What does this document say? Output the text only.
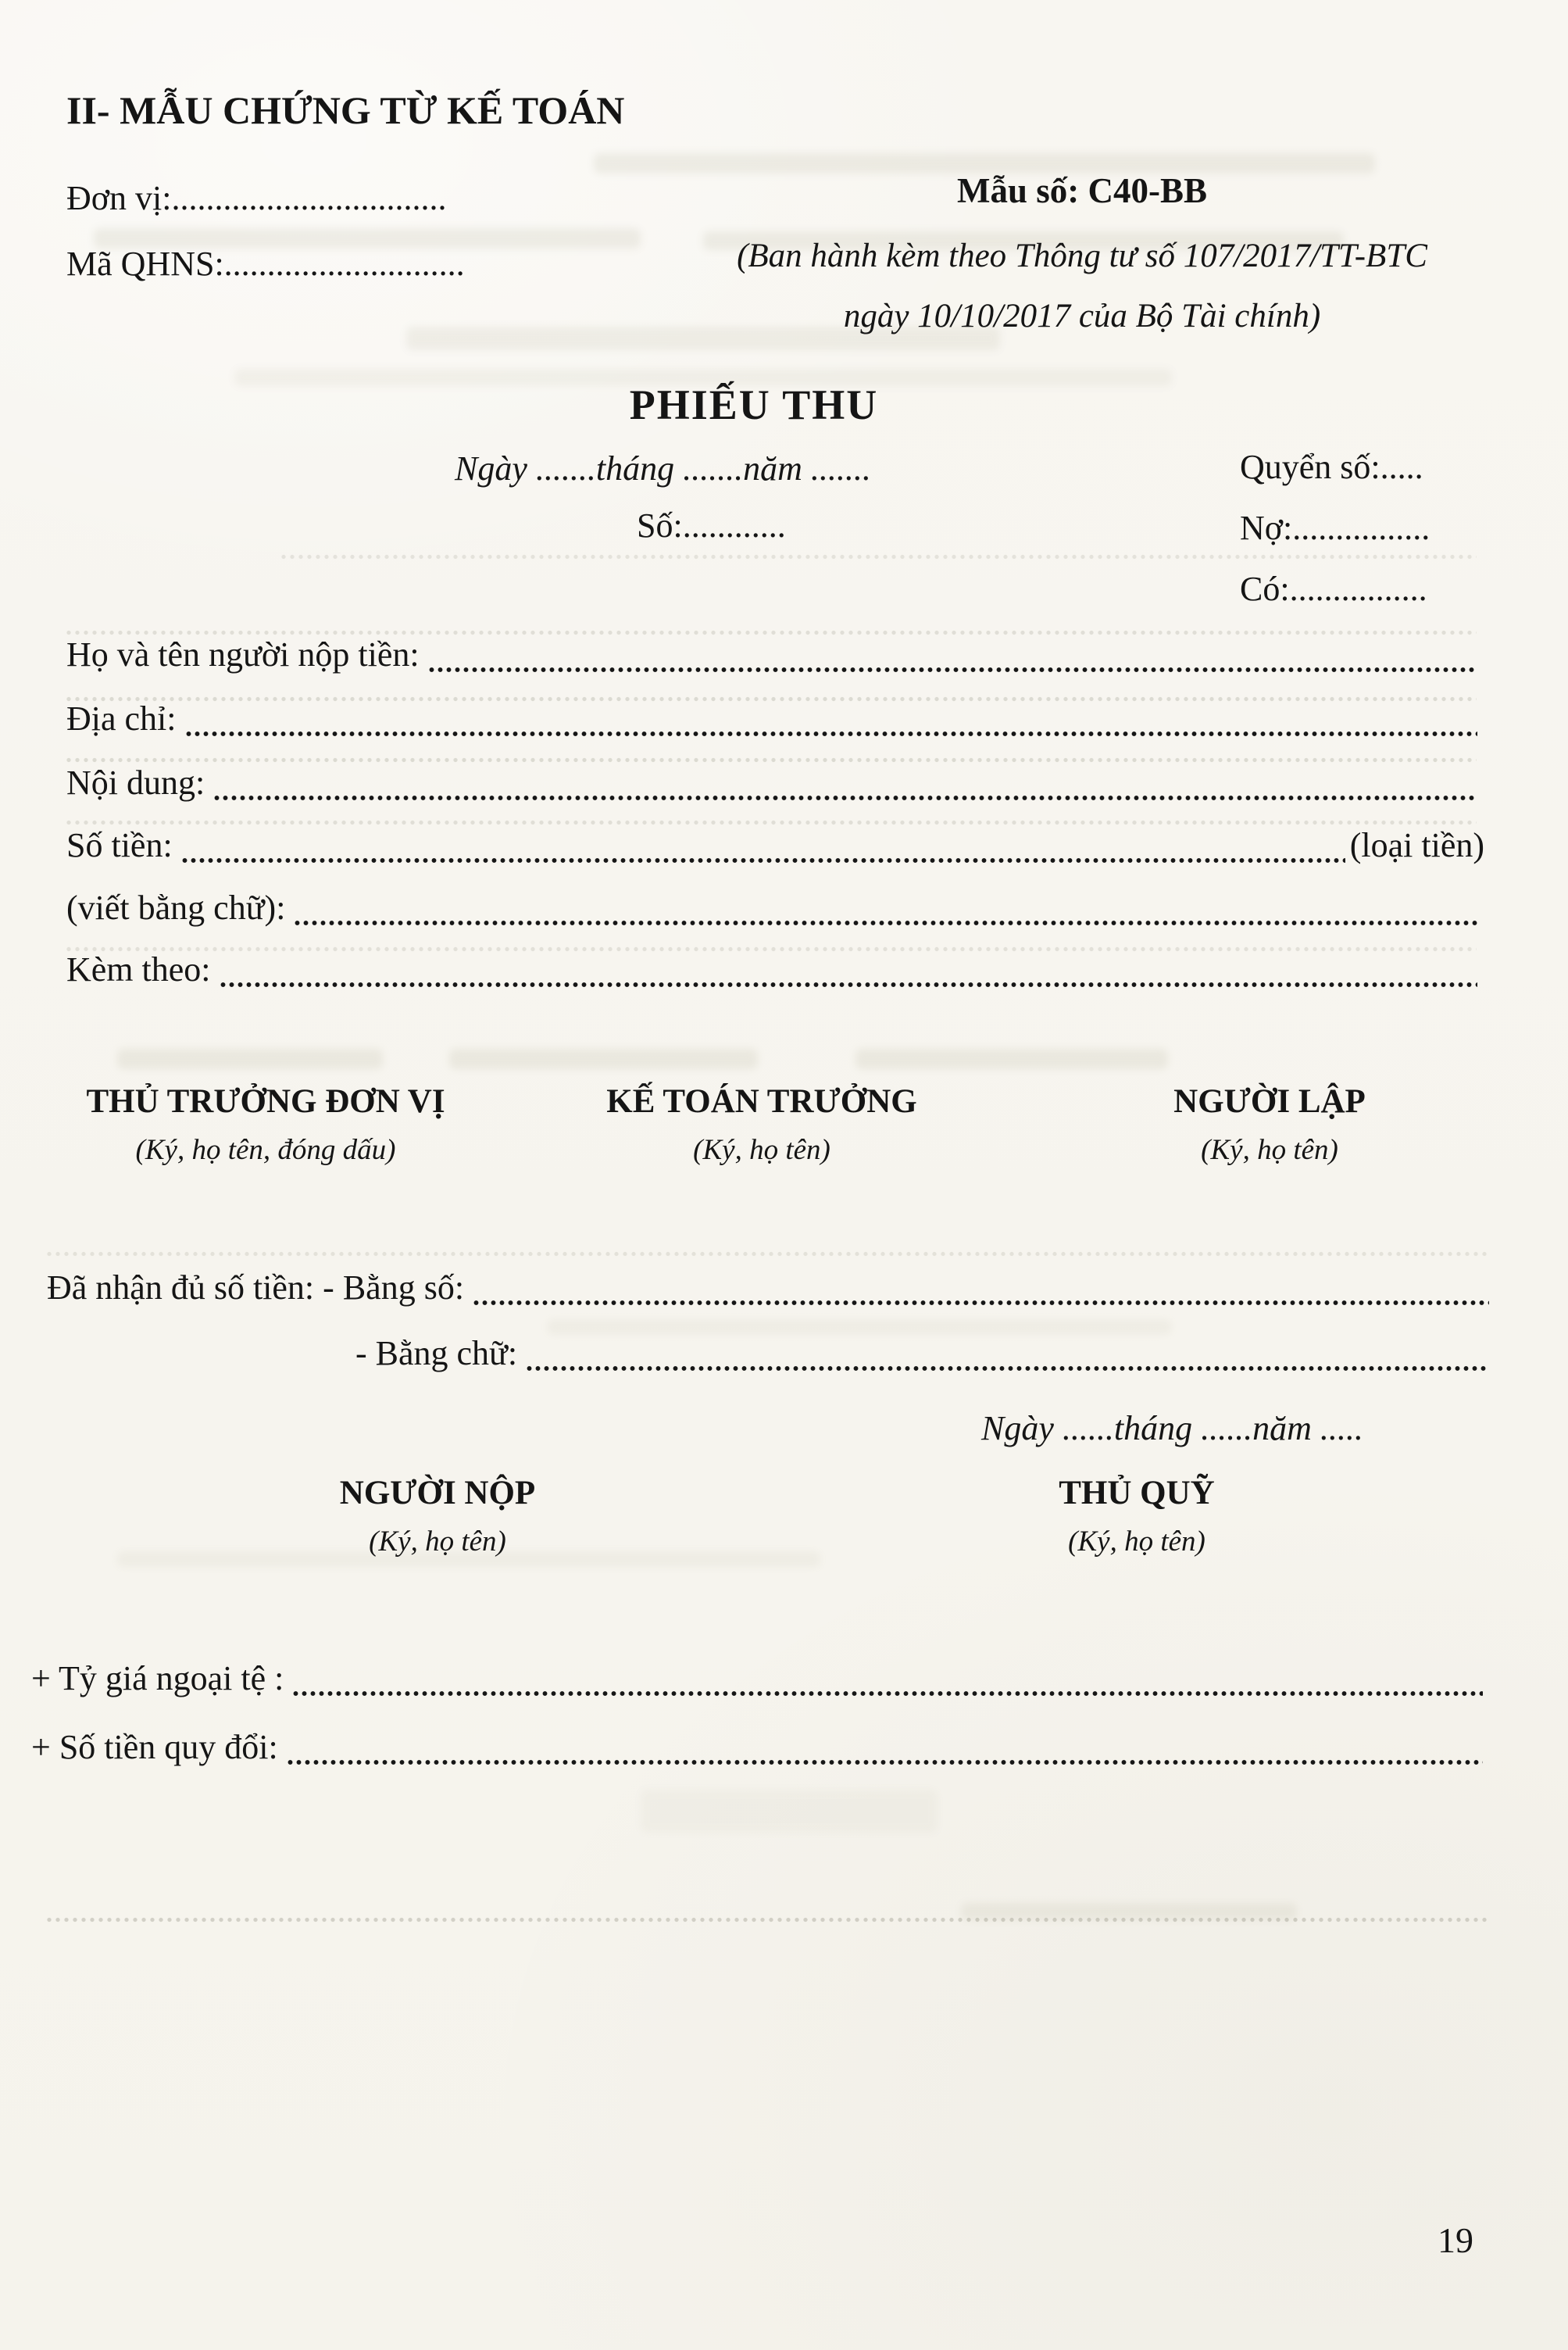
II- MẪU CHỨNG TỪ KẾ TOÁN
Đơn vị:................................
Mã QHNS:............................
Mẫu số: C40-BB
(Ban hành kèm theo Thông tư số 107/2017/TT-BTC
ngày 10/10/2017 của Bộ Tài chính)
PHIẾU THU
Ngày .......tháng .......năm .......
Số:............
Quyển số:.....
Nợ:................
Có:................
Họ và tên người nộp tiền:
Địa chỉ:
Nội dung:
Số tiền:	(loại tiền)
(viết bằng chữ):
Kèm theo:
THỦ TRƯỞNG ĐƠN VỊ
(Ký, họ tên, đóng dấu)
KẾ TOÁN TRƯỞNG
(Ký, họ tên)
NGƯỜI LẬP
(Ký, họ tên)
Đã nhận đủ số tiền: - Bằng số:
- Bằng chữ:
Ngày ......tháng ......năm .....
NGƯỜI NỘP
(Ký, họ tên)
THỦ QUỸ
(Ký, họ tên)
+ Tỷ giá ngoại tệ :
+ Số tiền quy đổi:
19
- - -
Objective – Output the entries above exactly, without their pictures.

Solution for this task –
What does this document say? Output the text only.
II- MẪU CHỨNG TỪ KẾ TOÁN
Đơn vị:................................
Mã QHNS:............................
Mẫu số: C40-BB
(Ban hành kèm theo Thông tư số 107/2017/TT-BTC
ngày 10/10/2017 của Bộ Tài chính)
PHIẾU THU
Ngày .......tháng .......năm .......
Số:............
Quyển số:.....
Nợ:................
Có:................
Họ và tên người nộp tiền:
Địa chỉ:
Nội dung:
Số tiền:	(loại tiền)
(viết bằng chữ):
Kèm theo:
THỦ TRƯỞNG ĐƠN VỊ
(Ký, họ tên, đóng dấu)
KẾ TOÁN TRƯỞNG
(Ký, họ tên)
NGƯỜI LẬP
(Ký, họ tên)
Đã nhận đủ số tiền: - Bằng số:
- Bằng chữ:
Ngày ......tháng ......năm .....
NGƯỜI NỘP
(Ký, họ tên)
THỦ QUỸ
(Ký, họ tên)
+ Tỷ giá ngoại tệ :
+ Số tiền quy đổi:
19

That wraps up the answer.